▶ [Lines of data]
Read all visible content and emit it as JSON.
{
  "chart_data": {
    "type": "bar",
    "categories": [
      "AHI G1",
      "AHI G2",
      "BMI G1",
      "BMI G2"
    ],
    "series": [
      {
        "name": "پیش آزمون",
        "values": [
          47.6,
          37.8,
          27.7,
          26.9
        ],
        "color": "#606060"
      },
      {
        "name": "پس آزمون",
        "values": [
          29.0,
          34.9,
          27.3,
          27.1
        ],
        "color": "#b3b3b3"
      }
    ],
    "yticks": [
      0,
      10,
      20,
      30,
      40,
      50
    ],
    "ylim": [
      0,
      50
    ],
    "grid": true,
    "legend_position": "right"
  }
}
---
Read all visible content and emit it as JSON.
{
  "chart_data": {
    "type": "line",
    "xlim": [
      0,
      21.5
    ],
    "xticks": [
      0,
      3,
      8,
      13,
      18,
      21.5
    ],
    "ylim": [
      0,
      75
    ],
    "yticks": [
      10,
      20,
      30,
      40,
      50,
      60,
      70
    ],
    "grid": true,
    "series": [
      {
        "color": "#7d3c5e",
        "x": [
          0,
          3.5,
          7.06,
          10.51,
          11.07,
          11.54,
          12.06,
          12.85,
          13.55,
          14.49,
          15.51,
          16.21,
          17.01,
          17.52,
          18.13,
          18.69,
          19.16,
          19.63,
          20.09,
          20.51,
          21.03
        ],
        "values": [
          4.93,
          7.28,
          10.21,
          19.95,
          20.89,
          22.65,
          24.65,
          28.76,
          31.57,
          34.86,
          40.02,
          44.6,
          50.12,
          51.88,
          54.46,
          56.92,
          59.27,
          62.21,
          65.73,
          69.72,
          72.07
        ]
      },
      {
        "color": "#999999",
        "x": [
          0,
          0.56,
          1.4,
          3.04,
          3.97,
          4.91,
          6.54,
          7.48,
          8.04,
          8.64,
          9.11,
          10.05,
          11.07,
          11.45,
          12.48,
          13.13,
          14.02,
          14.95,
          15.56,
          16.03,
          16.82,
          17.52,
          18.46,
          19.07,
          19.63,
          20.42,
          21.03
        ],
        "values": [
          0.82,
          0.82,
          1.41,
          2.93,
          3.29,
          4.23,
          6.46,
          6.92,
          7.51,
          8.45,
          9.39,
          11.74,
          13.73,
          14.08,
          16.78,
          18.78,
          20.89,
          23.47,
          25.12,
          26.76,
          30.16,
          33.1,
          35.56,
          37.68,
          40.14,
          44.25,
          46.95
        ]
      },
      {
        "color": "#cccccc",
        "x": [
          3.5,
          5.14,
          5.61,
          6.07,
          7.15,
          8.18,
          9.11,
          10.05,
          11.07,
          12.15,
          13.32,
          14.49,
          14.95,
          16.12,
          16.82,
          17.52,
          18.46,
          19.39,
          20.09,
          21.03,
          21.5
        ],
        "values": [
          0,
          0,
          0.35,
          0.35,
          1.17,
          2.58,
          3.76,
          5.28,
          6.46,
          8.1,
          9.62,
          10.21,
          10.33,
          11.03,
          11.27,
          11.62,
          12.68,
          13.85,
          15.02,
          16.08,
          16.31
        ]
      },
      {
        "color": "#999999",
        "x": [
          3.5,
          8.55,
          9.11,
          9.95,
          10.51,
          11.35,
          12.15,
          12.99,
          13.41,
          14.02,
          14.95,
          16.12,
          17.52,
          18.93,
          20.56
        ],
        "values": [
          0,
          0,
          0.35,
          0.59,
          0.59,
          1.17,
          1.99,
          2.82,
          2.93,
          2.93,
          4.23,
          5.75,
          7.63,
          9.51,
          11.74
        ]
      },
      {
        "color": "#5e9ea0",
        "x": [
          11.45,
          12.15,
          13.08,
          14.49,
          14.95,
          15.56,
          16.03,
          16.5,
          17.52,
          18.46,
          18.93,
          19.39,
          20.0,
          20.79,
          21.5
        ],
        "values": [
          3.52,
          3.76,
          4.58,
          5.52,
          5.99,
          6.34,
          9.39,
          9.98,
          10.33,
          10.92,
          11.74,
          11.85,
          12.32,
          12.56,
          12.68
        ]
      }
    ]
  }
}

▶ [What the exercise asks]
Find the lines above holding the word "color" and show them.

▶ [Response for this exercise]
        "color": "#606060"
        "color": "#b3b3b3"
        "color": "#7d3c5e",
        "color": "#999999",
        "color": "#cccccc",
        "color": "#999999",
        "color": "#5e9ea0",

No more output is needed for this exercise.